▸ Task goal
Will you extract the entries word for word? Images should not appear in the copy.

▸ Exercise inputs
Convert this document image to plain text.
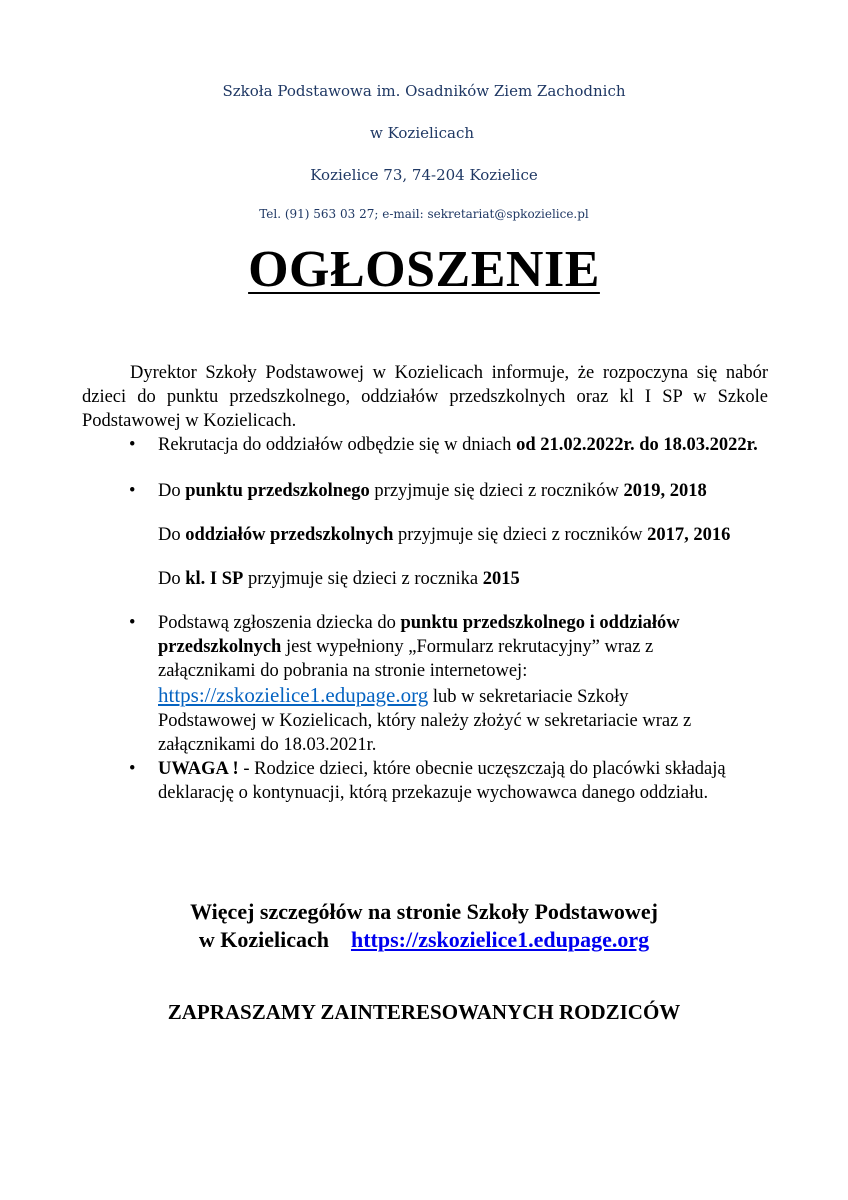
Szkoła Podstawowa im. Osadników Ziem Zachodnich
w Kozielicach
Kozielice 73, 74-204 Kozielice
Tel. (91) 563 03 27; e-mail: sekretariat@spkozielice.pl
OGŁOSZENIE
Dyrektor Szkoły Podstawowej w Kozielicach informuje, że rozpoczyna się nabór dzieci do punktu przedszkolnego, oddziałów przedszkolnych oraz kl I SP w Szkole Podstawowej w Kozielicach.
• Rekrutacja do oddziałów odbędzie się w dniach od 21.02.2022r. do 18.03.2022r.
• Do punktu przedszkolnego przyjmuje się dzieci z roczników 2019, 2018
Do oddziałów przedszkolnych przyjmuje się dzieci z roczników 2017, 2016
Do kl. I SP przyjmuje się dzieci z rocznika 2015
• Podstawą zgłoszenia dziecka do punktu przedszkolnego i oddziałów przedszkolnych jest wypełniony „Formularz rekrutacyjny” wraz z załącznikami do pobrania na stronie internetowej: https://zskozielice1.edupage.org lub w sekretariacie Szkoły Podstawowej w Kozielicach, który należy złożyć w sekretariacie wraz z załącznikami do 18.03.2021r.
• UWAGA ! - Rodzice dzieci, które obecnie uczęszczają do placówki składają deklarację o kontynuacji, którą przekazuje wychowawca danego oddziału.
Więcej szczegółów na stronie Szkoły Podstawowej
w Kozielicach https://zskozielice1.edupage.org
ZAPRASZAMY ZAINTERESOWANYCH RODZICÓW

▸ Problem solution
Convert this document image to plain text.
Szkoła Podstawowa im. Osadników Ziem Zachodnich
w Kozielicach
Kozielice 73, 74-204 Kozielice
Tel. (91) 563 03 27; e-mail: sekretariat@spkozielice.pl
OGŁOSZENIE
Dyrektor Szkoły Podstawowej w Kozielicach informuje, że rozpoczyna się nabór dzieci do punktu przedszkolnego, oddziałów przedszkolnych oraz kl I SP w Szkole Podstawowej w Kozielicach.
• Rekrutacja do oddziałów odbędzie się w dniach od 21.02.2022r. do 18.03.2022r.
• Do punktu przedszkolnego przyjmuje się dzieci z roczników 2019, 2018
Do oddziałów przedszkolnych przyjmuje się dzieci z roczników 2017, 2016
Do kl. I SP przyjmuje się dzieci z rocznika 2015
• Podstawą zgłoszenia dziecka do punktu przedszkolnego i oddziałów przedszkolnych jest wypełniony „Formularz rekrutacyjny” wraz z załącznikami do pobrania na stronie internetowej: https://zskozielice1.edupage.org lub w sekretariacie Szkoły Podstawowej w Kozielicach, który należy złożyć w sekretariacie wraz z załącznikami do 18.03.2021r.
• UWAGA ! - Rodzice dzieci, które obecnie uczęszczają do placówki składają deklarację o kontynuacji, którą przekazuje wychowawca danego oddziału.
Więcej szczegółów na stronie Szkoły Podstawowej
w Kozielicach https://zskozielice1.edupage.org
ZAPRASZAMY ZAINTERESOWANYCH RODZICÓW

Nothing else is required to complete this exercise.